Begin Material shown

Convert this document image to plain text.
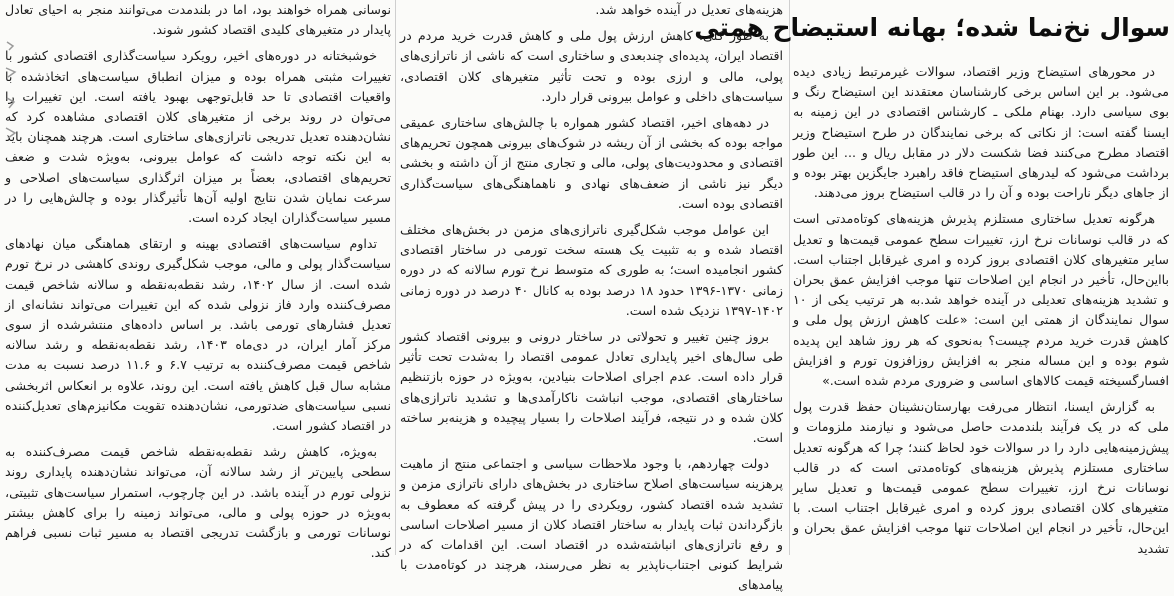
سوال نخ‌نما شده؛ بهانه استیضاح همتی

در محورهای استیضاح وزیر اقتصاد، سوالات غیرمرتبط زیادی دیده می‌شود. بر این اساس برخی کارشناسان معتقدند این استیضاح رنگ و بوی سیاسی دارد. بهنام ملکی ـ کارشناس اقتصادی در این زمینه به ایسنا گفته است: از نکاتی که برخی نمایندگان در طرح استیضاح وزیر اقتصاد مطرح می‌کنند فضا شکست دلار در مقابل ریال و ... این طور برداشت می‌شود که لیدرهای استیضاح فاقد راهبرد جایگزین بهتر بوده و از جاهای دیگر ناراحت بوده و آن را در قالب استیضاح بروز می‌دهند.

هرگونه تعدیل ساختاری مستلزم پذیرش هزینه‌های کوتاه‌مدتی است که در قالب نوسانات نرخ ارز، تغییرات سطح عمومی قیمت‌ها و تعدیل سایر متغیرهای کلان اقتصادی بروز کرده و امری غیرقابل اجتناب است. بااین‌حال، تأخیر در انجام این اصلاحات تنها موجب افزایش عمق بحران و تشدید هزینه‌های تعدیلی در آینده خواهد شد.به هر ترتیب یکی از ۱۰ سوال نمایندگان از همتی این است: «علت کاهش ارزش پول ملی و کاهش قدرت خرید مردم چیست؟ به‌نحوی که هر روز شاهد این پدیده شوم بوده و این مساله منجر به افزایش روزافزون تورم و افزایش افسارگسیخته قیمت کالاهای اساسی و ضروری مردم شده است.»

به گزارش ایسنا، انتظار می‌رفت بهارستان‌نشینان حفظ قدرت پول ملی که در یک فرآیند بلندمدت حاصل می‌شود و نیازمند ملزومات و پیش‌زمینه‌هایی دارد را در سوالات خود لحاظ کنند؛ چرا که هرگونه تعدیل ساختاری مستلزم پذیرش هزینه‌های کوتاه‌مدتی است که در قالب نوسانات نرخ ارز، تغییرات سطح عمومی قیمت‌ها و تعدیل سایر متغیرهای کلان اقتصادی بروز کرده و امری غیرقابل اجتناب است. با این‌حال، تأخیر در انجام این اصلاحات تنها موجب افزایش عمق بحران و تشدید

هزینه‌های تعدیل در آینده خواهد شد.

به طور کلی، کاهش ارزش پول ملی و کاهش قدرت خرید مردم در اقتصاد ایران، پدیده‌ای چندبعدی و ساختاری است که ناشی از ناترازی‌های پولی، مالی و ارزی بوده و تحت تأثیر متغیرهای کلان اقتصادی، سیاست‌های داخلی و عوامل بیرونی قرار دارد.

در دهه‌های اخیر، اقتصاد کشور همواره با چالش‌های ساختاری عمیقی مواجه بوده که بخشی از آن ریشه در شوک‌های بیرونی همچون تحریم‌های اقتصادی و محدودیت‌های پولی، مالی و تجاری منتج از آن داشته و بخشی دیگر نیز ناشی از ضعف‌های نهادی و ناهماهنگی‌های سیاست‌گذاری اقتصادی بوده است.

این عوامل موجب شکل‌گیری ناترازی‌های مزمن در بخش‌های مختلف اقتصاد شده و به تثبیت یک هسته سخت تورمی در ساختار اقتصادی کشور انجامیده است؛ به طوری که متوسط نرخ تورم سالانه که در دوره زمانی ۱۳۷۰-۱۳۹۶ حدود ۱۸ درصد بوده به کانال ۴۰ درصد در دوره زمانی ۱۴۰۲-۱۳۹۷ نزدیک شده است.

بروز چنین تغییر و تحولاتی در ساختار درونی و بیرونی اقتصاد کشور طی سال‌های اخیر پایداری تعادل عمومی اقتصاد را به‌شدت تحت تأثیر قرار داده است. عدم اجرای اصلاحات بنیادین، به‌ویژه در حوزه بازتنظیم ساختارهای اقتصادی، موجب انباشت ناکارآمدی‌ها و تشدید ناترازی‌های کلان شده و در نتیجه، فرآیند اصلاحات را بسیار پیچیده و هزینه‌بر ساخته است.

دولت چهاردهم، با وجود ملاحظات سیاسی و اجتماعی منتج از ماهیت پرهزینه سیاست‌های اصلاح ساختاری در بخش‌های دارای ناترازی مزمن و تشدید شده اقتصاد کشور، رویکردی را در پیش گرفته که معطوف به بازگرداندن ثبات پایدار به ساختار اقتصاد کلان از مسیر اصلاحات اساسی و رفع ناترازی‌های انباشته‌شده در اقتصاد است. این اقدامات که در شرایط کنونی اجتناب‌ناپذیر به نظر می‌رسند، هرچند در کوتاه‌مدت با پیامدهای

نوسانی همراه خواهند بود، اما در بلندمدت می‌توانند منجر به احیای تعادل پایدار در متغیرهای کلیدی اقتصاد کشور شوند.

خوشبختانه در دوره‌های اخیر، رویکرد سیاست‌گذاری اقتصادی کشور با تغییرات مثبتی همراه بوده و میزان انطباق سیاست‌های اتخاذشده با واقعیات اقتصادی تا حد قابل‌توجهی بهبود یافته است. این تغییرات را می‌توان در روند برخی از متغیرهای کلان اقتصادی مشاهده کرد که نشان‌دهنده تعدیل تدریجی ناترازی‌های ساختاری است. هرچند همچنان باید به این نکته توجه داشت که عوامل بیرونی، به‌ویژه شدت و ضعف تحریم‌های اقتصادی، بعضاً بر میزان اثرگذاری سیاست‌های اصلاحی و سرعت نمایان شدن نتایج اولیه آن‌ها تأثیرگذار بوده و چالش‌هایی را در مسیر سیاست‌گذاران ایجاد کرده است.

تداوم سیاست‌های اقتصادی بهینه و ارتقای هماهنگی میان نهادهای سیاست‌گذار پولی و مالی، موجب شکل‌گیری روندی کاهشی در نرخ تورم شده است. از سال ۱۴۰۲، رشد نقطه‌به‌نقطه و سالانه شاخص قیمت مصرف‌کننده وارد فاز نزولی شده که این تغییرات می‌تواند نشانه‌ای از تعدیل فشارهای تورمی باشد. بر اساس داده‌های منتشرشده از سوی مرکز آمار ایران، در دی‌ماه ۱۴۰۳، رشد نقطه‌به‌نقطه و رشد سالانه شاخص قیمت مصرف‌کننده به ترتیب ۶.۷ و ۱۱.۶ درصد نسبت به مدت مشابه سال قبل کاهش یافته است. این روند، علاوه بر انعکاس اثربخشی نسبی سیاست‌های ضدتورمی، نشان‌دهنده تقویت مکانیزم‌های تعدیل‌کننده در اقتصاد کشور است.

به‌ویژه، کاهش رشد نقطه‌به‌نقطه شاخص قیمت مصرف‌کننده به سطحی پایین‌تر از رشد سالانه آن، می‌تواند نشان‌دهنده پایداری روند نزولی تورم در آینده باشد. در این چارچوب، استمرار سیاست‌های تثبیتی، به‌ویژه در حوزه پولی و مالی، می‌تواند زمینه را برای کاهش بیشتر نوسانات تورمی و بازگشت تدریجی اقتصاد به مسیر ثبات نسبی فراهم کند.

End Material shown

Objective: None of the pictures should appear; repeat the records exactly otherwise.

Response below:
Convert this document image to plain text.
سوال نخ‌نما شده؛ بهانه استیضاح همتی

در محورهای استیضاح وزیر اقتصاد، سوالات غیرمرتبط زیادی دیده می‌شود. بر این اساس برخی کارشناسان معتقدند این استیضاح رنگ و بوی سیاسی دارد. بهنام ملکی ـ کارشناس اقتصادی در این زمینه به ایسنا گفته است: از نکاتی که برخی نمایندگان در طرح استیضاح وزیر اقتصاد مطرح می‌کنند فضا شکست دلار در مقابل ریال و ... این طور برداشت می‌شود که لیدرهای استیضاح فاقد راهبرد جایگزین بهتر بوده و از جاهای دیگر ناراحت بوده و آن را در قالب استیضاح بروز می‌دهند.

هرگونه تعدیل ساختاری مستلزم پذیرش هزینه‌های کوتاه‌مدتی است که در قالب نوسانات نرخ ارز، تغییرات سطح عمومی قیمت‌ها و تعدیل سایر متغیرهای کلان اقتصادی بروز کرده و امری غیرقابل اجتناب است. بااین‌حال، تأخیر در انجام این اصلاحات تنها موجب افزایش عمق بحران و تشدید هزینه‌های تعدیلی در آینده خواهد شد.به هر ترتیب یکی از ۱۰ سوال نمایندگان از همتی این است: «علت کاهش ارزش پول ملی و کاهش قدرت خرید مردم چیست؟ به‌نحوی که هر روز شاهد این پدیده شوم بوده و این مساله منجر به افزایش روزافزون تورم و افزایش افسارگسیخته قیمت کالاهای اساسی و ضروری مردم شده است.»

به گزارش ایسنا، انتظار می‌رفت بهارستان‌نشینان حفظ قدرت پول ملی که در یک فرآیند بلندمدت حاصل می‌شود و نیازمند ملزومات و پیش‌زمینه‌هایی دارد را در سوالات خود لحاظ کنند؛ چرا که هرگونه تعدیل ساختاری مستلزم پذیرش هزینه‌های کوتاه‌مدتی است که در قالب نوسانات نرخ ارز، تغییرات سطح عمومی قیمت‌ها و تعدیل سایر متغیرهای کلان اقتصادی بروز کرده و امری غیرقابل اجتناب است. با این‌حال، تأخیر در انجام این اصلاحات تنها موجب افزایش عمق بحران و تشدید

هزینه‌های تعدیل در آینده خواهد شد.

به طور کلی، کاهش ارزش پول ملی و کاهش قدرت خرید مردم در اقتصاد ایران، پدیده‌ای چندبعدی و ساختاری است که ناشی از ناترازی‌های پولی، مالی و ارزی بوده و تحت تأثیر متغیرهای کلان اقتصادی، سیاست‌های داخلی و عوامل بیرونی قرار دارد.

در دهه‌های اخیر، اقتصاد کشور همواره با چالش‌های ساختاری عمیقی مواجه بوده که بخشی از آن ریشه در شوک‌های بیرونی همچون تحریم‌های اقتصادی و محدودیت‌های پولی، مالی و تجاری منتج از آن داشته و بخشی دیگر نیز ناشی از ضعف‌های نهادی و ناهماهنگی‌های سیاست‌گذاری اقتصادی بوده است.

این عوامل موجب شکل‌گیری ناترازی‌های مزمن در بخش‌های مختلف اقتصاد شده و به تثبیت یک هسته سخت تورمی در ساختار اقتصادی کشور انجامیده است؛ به طوری که متوسط نرخ تورم سالانه که در دوره زمانی ۱۳۷۰-۱۳۹۶ حدود ۱۸ درصد بوده به کانال ۴۰ درصد در دوره زمانی ۱۴۰۲-۱۳۹۷ نزدیک شده است.

بروز چنین تغییر و تحولاتی در ساختار درونی و بیرونی اقتصاد کشور طی سال‌های اخیر پایداری تعادل عمومی اقتصاد را به‌شدت تحت تأثیر قرار داده است. عدم اجرای اصلاحات بنیادین، به‌ویژه در حوزه بازتنظیم ساختارهای اقتصادی، موجب انباشت ناکارآمدی‌ها و تشدید ناترازی‌های کلان شده و در نتیجه، فرآیند اصلاحات را بسیار پیچیده و هزینه‌بر ساخته است.

دولت چهاردهم، با وجود ملاحظات سیاسی و اجتماعی منتج از ماهیت پرهزینه سیاست‌های اصلاح ساختاری در بخش‌های دارای ناترازی مزمن و تشدید شده اقتصاد کشور، رویکردی را در پیش گرفته که معطوف به بازگرداندن ثبات پایدار به ساختار اقتصاد کلان از مسیر اصلاحات اساسی و رفع ناترازی‌های انباشته‌شده در اقتصاد است. این اقدامات که در شرایط کنونی اجتناب‌ناپذیر به نظر می‌رسند، هرچند در کوتاه‌مدت با پیامدهای

نوسانی همراه خواهند بود، اما در بلندمدت می‌توانند منجر به احیای تعادل پایدار در متغیرهای کلیدی اقتصاد کشور شوند.

خوشبختانه در دوره‌های اخیر، رویکرد سیاست‌گذاری اقتصادی کشور با تغییرات مثبتی همراه بوده و میزان انطباق سیاست‌های اتخاذشده با واقعیات اقتصادی تا حد قابل‌توجهی بهبود یافته است. این تغییرات را می‌توان در روند برخی از متغیرهای کلان اقتصادی مشاهده کرد که نشان‌دهنده تعدیل تدریجی ناترازی‌های ساختاری است. هرچند همچنان باید به این نکته توجه داشت که عوامل بیرونی، به‌ویژه شدت و ضعف تحریم‌های اقتصادی، بعضاً بر میزان اثرگذاری سیاست‌های اصلاحی و سرعت نمایان شدن نتایج اولیه آن‌ها تأثیرگذار بوده و چالش‌هایی را در مسیر سیاست‌گذاران ایجاد کرده است.

تداوم سیاست‌های اقتصادی بهینه و ارتقای هماهنگی میان نهادهای سیاست‌گذار پولی و مالی، موجب شکل‌گیری روندی کاهشی در نرخ تورم شده است. از سال ۱۴۰۲، رشد نقطه‌به‌نقطه و سالانه شاخص قیمت مصرف‌کننده وارد فاز نزولی شده که این تغییرات می‌تواند نشانه‌ای از تعدیل فشارهای تورمی باشد. بر اساس داده‌های منتشرشده از سوی مرکز آمار ایران، در دی‌ماه ۱۴۰۳، رشد نقطه‌به‌نقطه و رشد سالانه شاخص قیمت مصرف‌کننده به ترتیب ۶.۷ و ۱۱.۶ درصد نسبت به مدت مشابه سال قبل کاهش یافته است. این روند، علاوه بر انعکاس اثربخشی نسبی سیاست‌های ضدتورمی، نشان‌دهنده تقویت مکانیزم‌های تعدیل‌کننده در اقتصاد کشور است.

به‌ویژه، کاهش رشد نقطه‌به‌نقطه شاخص قیمت مصرف‌کننده به سطحی پایین‌تر از رشد سالانه آن، می‌تواند نشان‌دهنده پایداری روند نزولی تورم در آینده باشد. در این چارچوب، استمرار سیاست‌های تثبیتی، به‌ویژه در حوزه پولی و مالی، می‌تواند زمینه را برای کاهش بیشتر نوسانات تورمی و بازگشت تدریجی اقتصاد به مسیر ثبات نسبی فراهم کند.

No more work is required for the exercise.